TASK: Print the entries that appear below, exactly as written and without their pictures.

(Dataset entries)
__________
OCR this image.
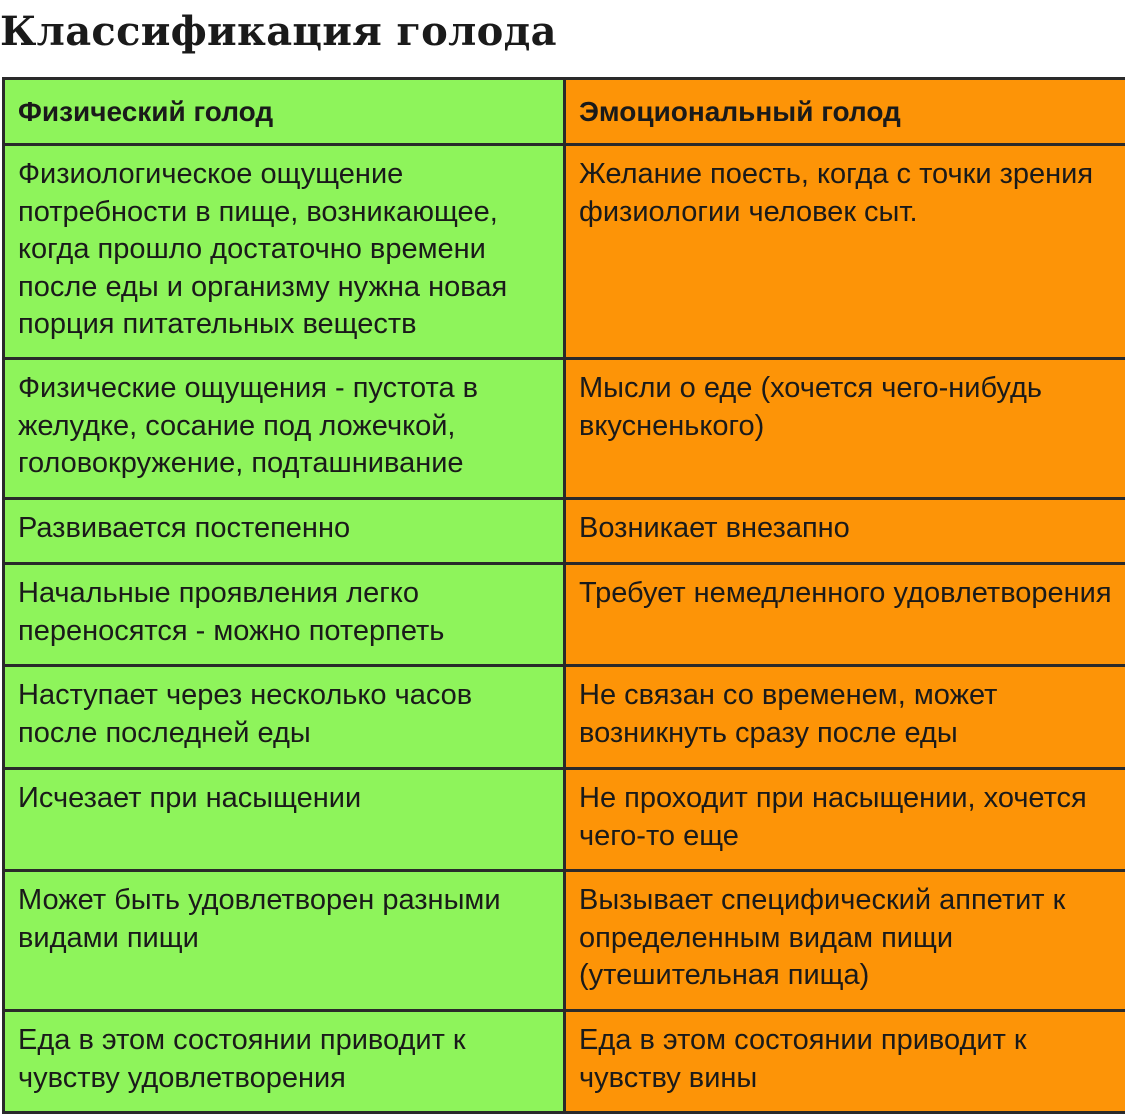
Классификация голода
Физический голод	Эмоциональный голод
Физиологическое ощущение потребности в пище, возникающее, когда прошло достаточно времени после еды и организму нужна новая порция питательных веществ	Желание поесть, когда с точки зрения физиологии человек сыт.
Физические ощущения - пустота в желудке, сосание под ложечкой, головокружение, подташнивание	Мысли о еде (хочется чего-нибудь вкусненького)
Развивается постепенно	Возникает внезапно
Начальные проявления легко переносятся - можно потерпеть	Требует немедленного удовлетворения
Наступает через несколько часов после последней еды	Не связан со временем, может возникнуть сразу после еды
Исчезает при насыщении	Не проходит при насыщении, хочется чего-то еще
Может быть удовлетворен разными видами пищи	Вызывает специфический аппетит к определенным видам пищи (утешительная пища)
Еда в этом состоянии приводит к чувству удовлетворения	Еда в этом состоянии приводит к чувству вины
__________
REPLY TO THE EXERCISE:
OCR this image.
Классификация голода
Физический голод	Эмоциональный голод
Физиологическое ощущение потребности в пище, возникающее, когда прошло достаточно времени после еды и организму нужна новая порция питательных веществ	Желание поесть, когда с точки зрения физиологии человек сыт.
Физические ощущения - пустота в желудке, сосание под ложечкой, головокружение, подташнивание	Мысли о еде (хочется чего-нибудь вкусненького)
Развивается постепенно	Возникает внезапно
Начальные проявления легко переносятся - можно потерпеть	Требует немедленного удовлетворения
Наступает через несколько часов после последней еды	Не связан со временем, может возникнуть сразу после еды
Исчезает при насыщении	Не проходит при насыщении, хочется чего-то еще
Может быть удовлетворен разными видами пищи	Вызывает специфический аппетит к определенным видам пищи (утешительная пища)
Еда в этом состоянии приводит к чувству удовлетворения	Еда в этом состоянии приводит к чувству вины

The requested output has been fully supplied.